▸ **Your instructions**
Provide the data again in its entirety, exactly as given.

[Extracted data entries]
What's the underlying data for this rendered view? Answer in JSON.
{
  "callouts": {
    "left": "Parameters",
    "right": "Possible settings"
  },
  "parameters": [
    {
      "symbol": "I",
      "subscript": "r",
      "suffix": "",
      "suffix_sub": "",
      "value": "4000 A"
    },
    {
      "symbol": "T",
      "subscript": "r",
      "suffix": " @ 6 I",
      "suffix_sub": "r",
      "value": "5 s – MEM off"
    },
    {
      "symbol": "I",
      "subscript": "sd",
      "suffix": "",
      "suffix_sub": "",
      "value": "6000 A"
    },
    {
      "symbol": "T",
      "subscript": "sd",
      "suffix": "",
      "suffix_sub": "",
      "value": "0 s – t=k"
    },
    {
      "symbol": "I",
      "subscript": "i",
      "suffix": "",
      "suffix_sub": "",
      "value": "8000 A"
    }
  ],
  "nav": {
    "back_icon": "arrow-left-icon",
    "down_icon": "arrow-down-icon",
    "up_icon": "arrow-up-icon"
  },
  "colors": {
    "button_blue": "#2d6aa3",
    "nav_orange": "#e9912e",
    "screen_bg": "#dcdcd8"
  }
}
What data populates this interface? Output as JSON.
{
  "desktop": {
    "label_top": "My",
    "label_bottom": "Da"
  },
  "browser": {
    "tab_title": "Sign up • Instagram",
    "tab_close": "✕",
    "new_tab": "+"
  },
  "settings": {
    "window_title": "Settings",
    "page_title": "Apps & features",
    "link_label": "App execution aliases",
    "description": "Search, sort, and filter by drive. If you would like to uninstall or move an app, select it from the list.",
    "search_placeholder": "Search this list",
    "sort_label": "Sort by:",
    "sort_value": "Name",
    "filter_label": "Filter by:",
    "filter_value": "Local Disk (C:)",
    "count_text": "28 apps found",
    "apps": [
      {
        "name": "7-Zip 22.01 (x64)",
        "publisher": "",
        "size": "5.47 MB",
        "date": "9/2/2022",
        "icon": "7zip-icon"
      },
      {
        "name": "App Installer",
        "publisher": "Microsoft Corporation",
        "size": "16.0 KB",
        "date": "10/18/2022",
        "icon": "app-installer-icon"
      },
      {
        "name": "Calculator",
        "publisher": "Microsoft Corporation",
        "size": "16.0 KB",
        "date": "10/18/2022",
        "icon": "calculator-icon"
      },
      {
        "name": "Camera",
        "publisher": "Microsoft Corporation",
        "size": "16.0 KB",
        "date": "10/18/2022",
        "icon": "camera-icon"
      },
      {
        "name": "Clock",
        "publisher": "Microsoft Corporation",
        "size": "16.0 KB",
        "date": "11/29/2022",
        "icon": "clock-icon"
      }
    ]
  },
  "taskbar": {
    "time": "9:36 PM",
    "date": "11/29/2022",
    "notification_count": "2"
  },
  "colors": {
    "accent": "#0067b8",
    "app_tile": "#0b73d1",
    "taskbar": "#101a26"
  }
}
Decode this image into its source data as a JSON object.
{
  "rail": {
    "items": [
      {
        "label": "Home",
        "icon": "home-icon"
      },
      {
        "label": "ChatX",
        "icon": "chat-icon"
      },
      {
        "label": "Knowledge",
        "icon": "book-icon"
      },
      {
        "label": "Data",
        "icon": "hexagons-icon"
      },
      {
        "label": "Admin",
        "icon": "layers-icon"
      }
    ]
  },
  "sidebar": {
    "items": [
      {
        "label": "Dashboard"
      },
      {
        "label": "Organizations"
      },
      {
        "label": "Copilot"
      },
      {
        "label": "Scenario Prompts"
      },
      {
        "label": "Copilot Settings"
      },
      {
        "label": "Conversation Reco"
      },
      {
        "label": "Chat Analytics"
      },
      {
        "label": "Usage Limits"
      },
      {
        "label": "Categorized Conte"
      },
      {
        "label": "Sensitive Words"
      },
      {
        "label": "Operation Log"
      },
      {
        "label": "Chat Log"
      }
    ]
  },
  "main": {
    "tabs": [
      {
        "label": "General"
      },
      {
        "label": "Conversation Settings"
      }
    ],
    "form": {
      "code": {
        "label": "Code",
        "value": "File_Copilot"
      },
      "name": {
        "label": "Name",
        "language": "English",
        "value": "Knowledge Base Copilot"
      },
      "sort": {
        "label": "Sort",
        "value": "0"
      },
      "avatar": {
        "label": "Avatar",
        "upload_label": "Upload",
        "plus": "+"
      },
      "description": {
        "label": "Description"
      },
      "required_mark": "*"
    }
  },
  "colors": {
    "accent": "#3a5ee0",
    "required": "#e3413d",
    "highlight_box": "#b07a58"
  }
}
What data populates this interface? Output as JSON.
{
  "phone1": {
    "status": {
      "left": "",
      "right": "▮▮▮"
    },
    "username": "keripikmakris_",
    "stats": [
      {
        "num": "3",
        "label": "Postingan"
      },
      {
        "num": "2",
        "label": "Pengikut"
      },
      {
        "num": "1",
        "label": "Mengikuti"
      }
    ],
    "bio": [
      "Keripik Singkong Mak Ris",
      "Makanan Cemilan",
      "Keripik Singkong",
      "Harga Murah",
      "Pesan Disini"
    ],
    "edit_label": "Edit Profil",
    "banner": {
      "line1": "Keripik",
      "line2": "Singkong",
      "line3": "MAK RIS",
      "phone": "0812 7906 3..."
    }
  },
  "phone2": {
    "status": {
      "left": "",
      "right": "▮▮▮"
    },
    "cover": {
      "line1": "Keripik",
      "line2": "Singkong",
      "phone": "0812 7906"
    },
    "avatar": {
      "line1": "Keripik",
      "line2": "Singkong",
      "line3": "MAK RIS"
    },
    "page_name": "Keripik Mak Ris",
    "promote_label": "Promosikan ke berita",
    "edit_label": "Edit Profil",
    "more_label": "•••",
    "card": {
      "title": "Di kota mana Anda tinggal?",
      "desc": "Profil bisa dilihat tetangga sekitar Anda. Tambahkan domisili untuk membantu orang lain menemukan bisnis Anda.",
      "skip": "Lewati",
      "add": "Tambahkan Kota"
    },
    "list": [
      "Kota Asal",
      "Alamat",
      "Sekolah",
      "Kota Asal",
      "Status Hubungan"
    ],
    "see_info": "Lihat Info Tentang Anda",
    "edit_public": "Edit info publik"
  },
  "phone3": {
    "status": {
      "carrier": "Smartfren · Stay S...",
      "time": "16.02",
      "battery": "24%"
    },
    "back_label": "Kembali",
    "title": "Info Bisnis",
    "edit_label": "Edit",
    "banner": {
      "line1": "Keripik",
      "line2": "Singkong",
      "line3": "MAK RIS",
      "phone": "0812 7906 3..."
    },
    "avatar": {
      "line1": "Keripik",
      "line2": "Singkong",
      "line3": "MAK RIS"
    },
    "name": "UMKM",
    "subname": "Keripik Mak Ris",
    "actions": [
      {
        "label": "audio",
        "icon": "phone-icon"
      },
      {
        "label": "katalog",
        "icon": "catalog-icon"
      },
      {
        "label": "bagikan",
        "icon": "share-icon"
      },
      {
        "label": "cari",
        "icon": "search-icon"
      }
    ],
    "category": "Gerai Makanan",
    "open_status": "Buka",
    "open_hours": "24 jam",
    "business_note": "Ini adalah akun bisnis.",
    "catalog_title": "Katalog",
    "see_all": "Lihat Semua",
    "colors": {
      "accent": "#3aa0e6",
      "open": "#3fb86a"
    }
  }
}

▸ **Result**
What's the underlying data for this rendered view? Answer in JSON.
{
  "callouts": {
    "left": "Parameters",
    "right": "Possible settings"
  },
  "parameters": [
    {
      "symbol": "I",
      "subscript": "r",
      "suffix": "",
      "suffix_sub": "",
      "value": "4000 A"
    },
    {
      "symbol": "T",
      "subscript": "r",
      "suffix": " @ 6 I",
      "suffix_sub": "r",
      "value": "5 s – MEM off"
    },
    {
      "symbol": "I",
      "subscript": "sd",
      "suffix": "",
      "suffix_sub": "",
      "value": "6000 A"
    },
    {
      "symbol": "T",
      "subscript": "sd",
      "suffix": "",
      "suffix_sub": "",
      "value": "0 s – t=k"
    },
    {
      "symbol": "I",
      "subscript": "i",
      "suffix": "",
      "suffix_sub": "",
      "value": "8000 A"
    }
  ],
  "nav": {
    "back_icon": "arrow-left-icon",
    "down_icon": "arrow-down-icon",
    "up_icon": "arrow-up-icon"
  },
  "colors": {
    "button_blue": "#2d6aa3",
    "nav_orange": "#e9912e",
    "screen_bg": "#dcdcd8"
  }
}
What data populates this interface? Output as JSON.
{
  "desktop": {
    "label_top": "My",
    "label_bottom": "Da"
  },
  "browser": {
    "tab_title": "Sign up • Instagram",
    "tab_close": "✕",
    "new_tab": "+"
  },
  "settings": {
    "window_title": "Settings",
    "page_title": "Apps & features",
    "link_label": "App execution aliases",
    "description": "Search, sort, and filter by drive. If you would like to uninstall or move an app, select it from the list.",
    "search_placeholder": "Search this list",
    "sort_label": "Sort by:",
    "sort_value": "Name",
    "filter_label": "Filter by:",
    "filter_value": "Local Disk (C:)",
    "count_text": "28 apps found",
    "apps": [
      {
        "name": "7-Zip 22.01 (x64)",
        "publisher": "",
        "size": "5.47 MB",
        "date": "9/2/2022",
        "icon": "7zip-icon"
      },
      {
        "name": "App Installer",
        "publisher": "Microsoft Corporation",
        "size": "16.0 KB",
        "date": "10/18/2022",
        "icon": "app-installer-icon"
      },
      {
        "name": "Calculator",
        "publisher": "Microsoft Corporation",
        "size": "16.0 KB",
        "date": "10/18/2022",
        "icon": "calculator-icon"
      },
      {
        "name": "Camera",
        "publisher": "Microsoft Corporation",
        "size": "16.0 KB",
        "date": "10/18/2022",
        "icon": "camera-icon"
      },
      {
        "name": "Clock",
        "publisher": "Microsoft Corporation",
        "size": "16.0 KB",
        "date": "11/29/2022",
        "icon": "clock-icon"
      }
    ]
  },
  "taskbar": {
    "time": "9:36 PM",
    "date": "11/29/2022",
    "notification_count": "2"
  },
  "colors": {
    "accent": "#0067b8",
    "app_tile": "#0b73d1",
    "taskbar": "#101a26"
  }
}
Decode this image into its source data as a JSON object.
{
  "rail": {
    "items": [
      {
        "label": "Home",
        "icon": "home-icon"
      },
      {
        "label": "ChatX",
        "icon": "chat-icon"
      },
      {
        "label": "Knowledge",
        "icon": "book-icon"
      },
      {
        "label": "Data",
        "icon": "hexagons-icon"
      },
      {
        "label": "Admin",
        "icon": "layers-icon"
      }
    ]
  },
  "sidebar": {
    "items": [
      {
        "label": "Dashboard"
      },
      {
        "label": "Organizations"
      },
      {
        "label": "Copilot"
      },
      {
        "label": "Scenario Prompts"
      },
      {
        "label": "Copilot Settings"
      },
      {
        "label": "Conversation Reco"
      },
      {
        "label": "Chat Analytics"
      },
      {
        "label": "Usage Limits"
      },
      {
        "label": "Categorized Conte"
      },
      {
        "label": "Sensitive Words"
      },
      {
        "label": "Operation Log"
      },
      {
        "label": "Chat Log"
      }
    ]
  },
  "main": {
    "tabs": [
      {
        "label": "General"
      },
      {
        "label": "Conversation Settings"
      }
    ],
    "form": {
      "code": {
        "label": "Code",
        "value": "File_Copilot"
      },
      "name": {
        "label": "Name",
        "language": "English",
        "value": "Knowledge Base Copilot"
      },
      "sort": {
        "label": "Sort",
        "value": "0"
      },
      "avatar": {
        "label": "Avatar",
        "upload_label": "Upload",
        "plus": "+"
      },
      "description": {
        "label": "Description"
      },
      "required_mark": "*"
    }
  },
  "colors": {
    "accent": "#3a5ee0",
    "required": "#e3413d",
    "highlight_box": "#b07a58"
  }
}
What data populates this interface? Output as JSON.
{
  "phone1": {
    "status": {
      "left": "",
      "right": "▮▮▮"
    },
    "username": "keripikmakris_",
    "stats": [
      {
        "num": "3",
        "label": "Postingan"
      },
      {
        "num": "2",
        "label": "Pengikut"
      },
      {
        "num": "1",
        "label": "Mengikuti"
      }
    ],
    "bio": [
      "Keripik Singkong Mak Ris",
      "Makanan Cemilan",
      "Keripik Singkong",
      "Harga Murah",
      "Pesan Disini"
    ],
    "edit_label": "Edit Profil",
    "banner": {
      "line1": "Keripik",
      "line2": "Singkong",
      "line3": "MAK RIS",
      "phone": "0812 7906 3..."
    }
  },
  "phone2": {
    "status": {
      "left": "",
      "right": "▮▮▮"
    },
    "cover": {
      "line1": "Keripik",
      "line2": "Singkong",
      "phone": "0812 7906"
    },
    "avatar": {
      "line1": "Keripik",
      "line2": "Singkong",
      "line3": "MAK RIS"
    },
    "page_name": "Keripik Mak Ris",
    "promote_label": "Promosikan ke berita",
    "edit_label": "Edit Profil",
    "more_label": "•••",
    "card": {
      "title": "Di kota mana Anda tinggal?",
      "desc": "Profil bisa dilihat tetangga sekitar Anda. Tambahkan domisili untuk membantu orang lain menemukan bisnis Anda.",
      "skip": "Lewati",
      "add": "Tambahkan Kota"
    },
    "list": [
      "Kota Asal",
      "Alamat",
      "Sekolah",
      "Kota Asal",
      "Status Hubungan"
    ],
    "see_info": "Lihat Info Tentang Anda",
    "edit_public": "Edit info publik"
  },
  "phone3": {
    "status": {
      "carrier": "Smartfren · Stay S...",
      "time": "16.02",
      "battery": "24%"
    },
    "back_label": "Kembali",
    "title": "Info Bisnis",
    "edit_label": "Edit",
    "banner": {
      "line1": "Keripik",
      "line2": "Singkong",
      "line3": "MAK RIS",
      "phone": "0812 7906 3..."
    },
    "avatar": {
      "line1": "Keripik",
      "line2": "Singkong",
      "line3": "MAK RIS"
    },
    "name": "UMKM",
    "subname": "Keripik Mak Ris",
    "actions": [
      {
        "label": "audio",
        "icon": "phone-icon"
      },
      {
        "label": "katalog",
        "icon": "catalog-icon"
      },
      {
        "label": "bagikan",
        "icon": "share-icon"
      },
      {
        "label": "cari",
        "icon": "search-icon"
      }
    ],
    "category": "Gerai Makanan",
    "open_status": "Buka",
    "open_hours": "24 jam",
    "business_note": "Ini adalah akun bisnis.",
    "catalog_title": "Katalog",
    "see_all": "Lihat Semua",
    "colors": {
      "accent": "#3aa0e6",
      "open": "#3fb86a"
    }
  }
}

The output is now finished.